---------- Source data

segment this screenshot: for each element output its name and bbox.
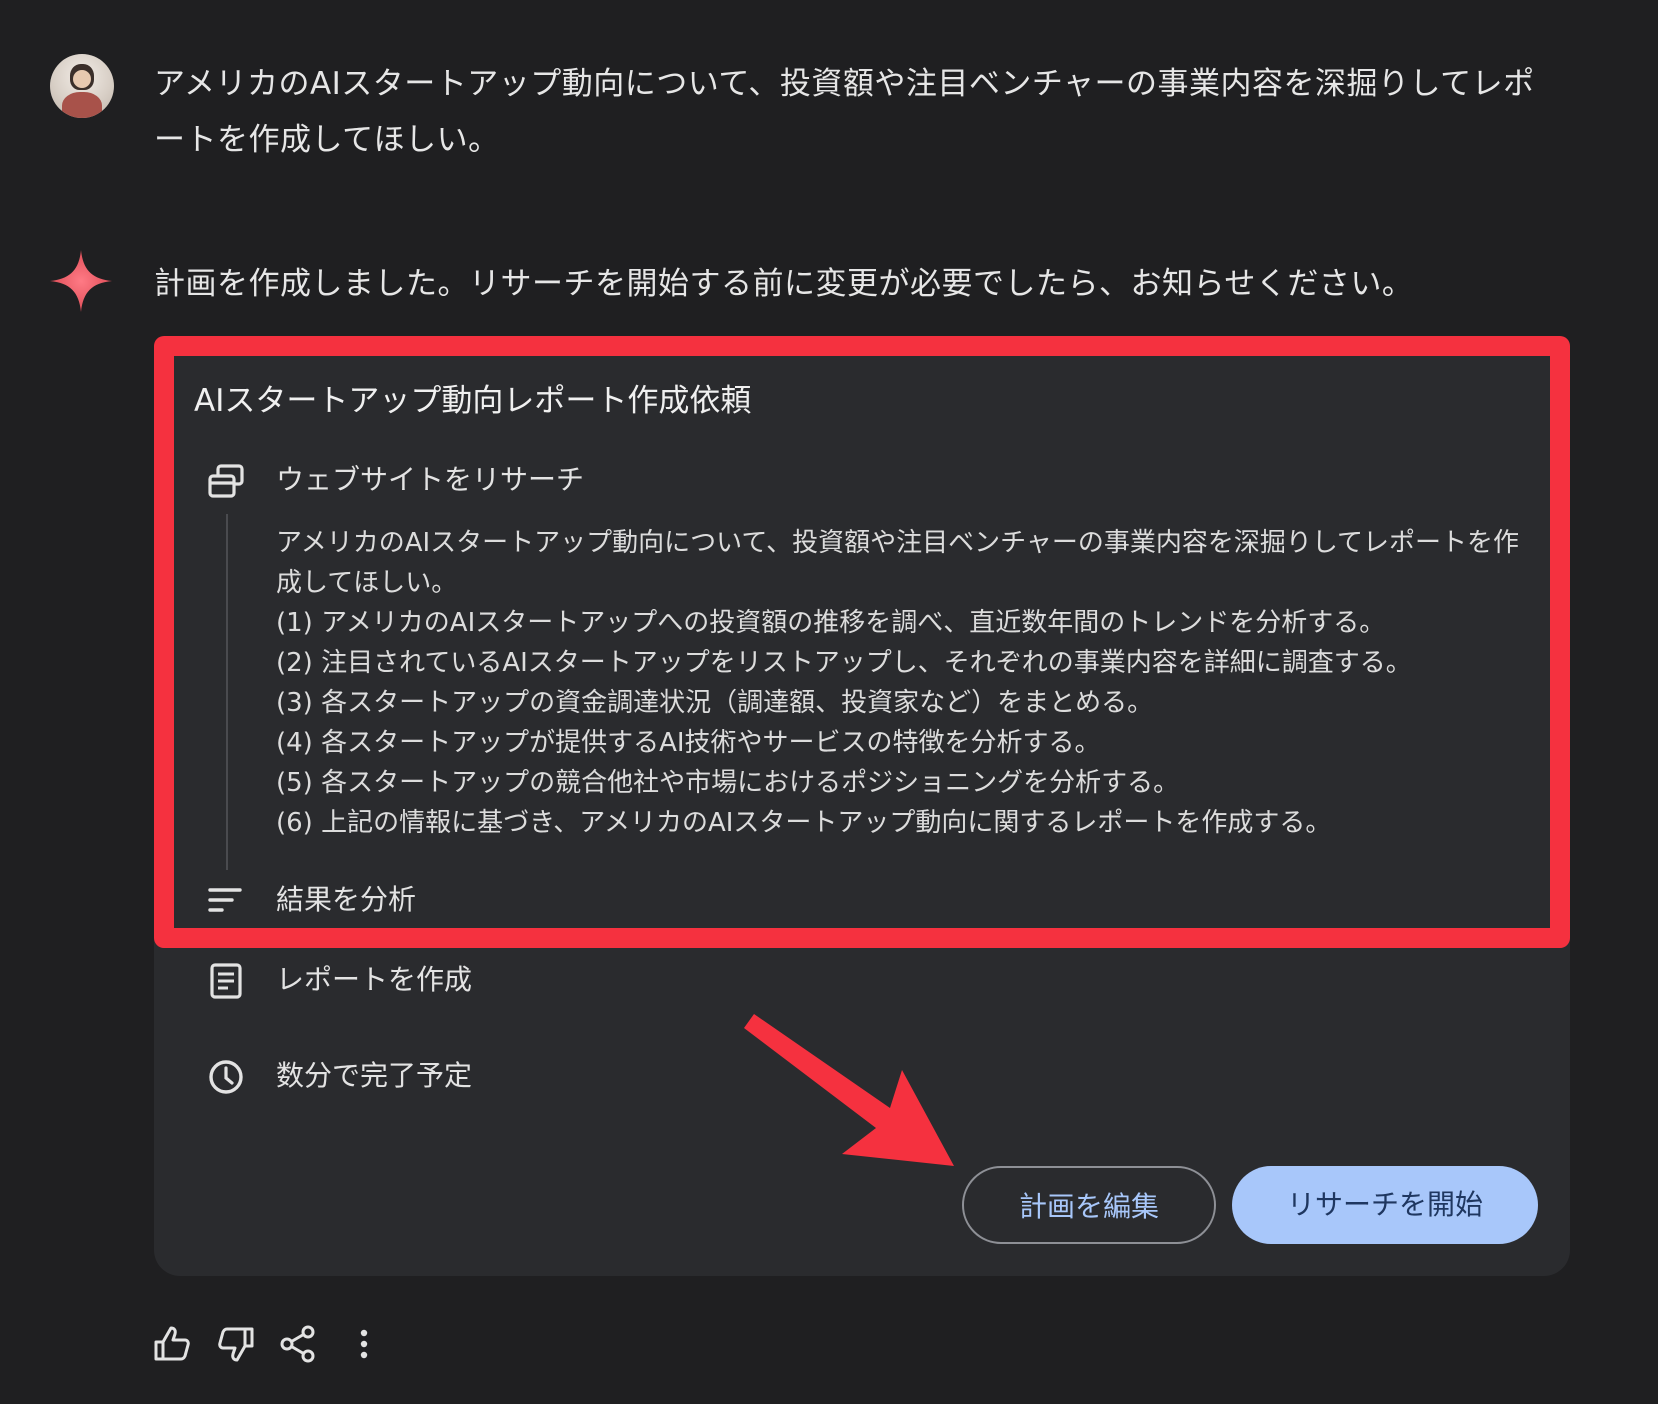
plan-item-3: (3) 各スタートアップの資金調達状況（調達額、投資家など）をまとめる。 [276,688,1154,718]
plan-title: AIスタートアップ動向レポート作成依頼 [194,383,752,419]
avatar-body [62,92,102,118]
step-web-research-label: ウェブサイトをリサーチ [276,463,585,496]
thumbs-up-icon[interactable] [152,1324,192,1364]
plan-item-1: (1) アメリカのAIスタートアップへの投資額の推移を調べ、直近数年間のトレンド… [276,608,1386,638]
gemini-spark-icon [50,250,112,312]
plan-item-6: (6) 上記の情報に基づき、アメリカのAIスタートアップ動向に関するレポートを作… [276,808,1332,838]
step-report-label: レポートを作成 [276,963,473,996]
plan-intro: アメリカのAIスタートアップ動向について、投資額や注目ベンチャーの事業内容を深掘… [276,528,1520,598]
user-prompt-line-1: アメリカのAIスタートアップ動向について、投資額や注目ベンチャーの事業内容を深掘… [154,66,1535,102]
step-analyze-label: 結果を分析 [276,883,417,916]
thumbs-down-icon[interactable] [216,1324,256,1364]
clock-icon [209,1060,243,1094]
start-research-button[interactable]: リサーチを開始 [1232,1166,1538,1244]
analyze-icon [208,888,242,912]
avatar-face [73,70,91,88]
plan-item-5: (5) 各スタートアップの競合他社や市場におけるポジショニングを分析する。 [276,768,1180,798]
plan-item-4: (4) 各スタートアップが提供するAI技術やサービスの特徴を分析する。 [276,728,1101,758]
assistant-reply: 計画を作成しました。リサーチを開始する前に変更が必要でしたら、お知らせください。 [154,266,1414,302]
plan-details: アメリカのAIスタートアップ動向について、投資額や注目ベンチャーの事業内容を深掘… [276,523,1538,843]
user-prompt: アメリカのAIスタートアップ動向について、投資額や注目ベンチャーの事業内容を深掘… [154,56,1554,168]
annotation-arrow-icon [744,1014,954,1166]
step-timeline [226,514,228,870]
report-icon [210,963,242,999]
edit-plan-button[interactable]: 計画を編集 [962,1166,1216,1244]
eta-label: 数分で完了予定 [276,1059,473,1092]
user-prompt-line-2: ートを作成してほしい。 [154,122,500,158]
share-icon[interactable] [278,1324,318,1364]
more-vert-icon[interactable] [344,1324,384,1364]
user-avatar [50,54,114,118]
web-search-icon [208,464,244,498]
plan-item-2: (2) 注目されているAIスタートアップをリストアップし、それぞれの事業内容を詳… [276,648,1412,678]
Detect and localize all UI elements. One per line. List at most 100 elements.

--------------------

### What the task requires
Please copy the saved entries data above word for word. Leave out the pictures.

### Exercise result
segment this screenshot: for each element output its name and bbox.
plan-item-3: (3) 各スタートアップの資金調達状況（調達額、投資家など）をまとめる。 [276,688,1154,718]
plan-title: AIスタートアップ動向レポート作成依頼 [194,383,752,419]
avatar-body [62,92,102,118]
step-web-research-label: ウェブサイトをリサーチ [276,463,585,496]
thumbs-up-icon[interactable] [152,1324,192,1364]
plan-item-1: (1) アメリカのAIスタートアップへの投資額の推移を調べ、直近数年間のトレンド… [276,608,1386,638]
gemini-spark-icon [50,250,112,312]
plan-item-6: (6) 上記の情報に基づき、アメリカのAIスタートアップ動向に関するレポートを作… [276,808,1332,838]
step-report-label: レポートを作成 [276,963,473,996]
plan-intro: アメリカのAIスタートアップ動向について、投資額や注目ベンチャーの事業内容を深掘… [276,528,1520,598]
user-prompt-line-1: アメリカのAIスタートアップ動向について、投資額や注目ベンチャーの事業内容を深掘… [154,66,1535,102]
step-analyze-label: 結果を分析 [276,883,417,916]
thumbs-down-icon[interactable] [216,1324,256,1364]
clock-icon [209,1060,243,1094]
start-research-button[interactable]: リサーチを開始 [1232,1166,1538,1244]
analyze-icon [208,888,242,912]
avatar-face [73,70,91,88]
plan-item-5: (5) 各スタートアップの競合他社や市場におけるポジショニングを分析する。 [276,768,1180,798]
plan-item-4: (4) 各スタートアップが提供するAI技術やサービスの特徴を分析する。 [276,728,1101,758]
assistant-reply: 計画を作成しました。リサーチを開始する前に変更が必要でしたら、お知らせください。 [154,266,1414,302]
plan-details: アメリカのAIスタートアップ動向について、投資額や注目ベンチャーの事業内容を深掘… [276,523,1538,843]
user-prompt: アメリカのAIスタートアップ動向について、投資額や注目ベンチャーの事業内容を深掘… [154,56,1554,168]
annotation-arrow-icon [744,1014,954,1166]
step-timeline [226,514,228,870]
report-icon [210,963,242,999]
edit-plan-button[interactable]: 計画を編集 [962,1166,1216,1244]
eta-label: 数分で完了予定 [276,1059,473,1092]
user-prompt-line-2: ートを作成してほしい。 [154,122,500,158]
share-icon[interactable] [278,1324,318,1364]
more-vert-icon[interactable] [344,1324,384,1364]
user-avatar [50,54,114,118]
web-search-icon [208,464,244,498]
plan-item-2: (2) 注目されているAIスタートアップをリストアップし、それぞれの事業内容を詳… [276,648,1412,678]
Detect and localize all UI elements. One per line. List at most 100 elements.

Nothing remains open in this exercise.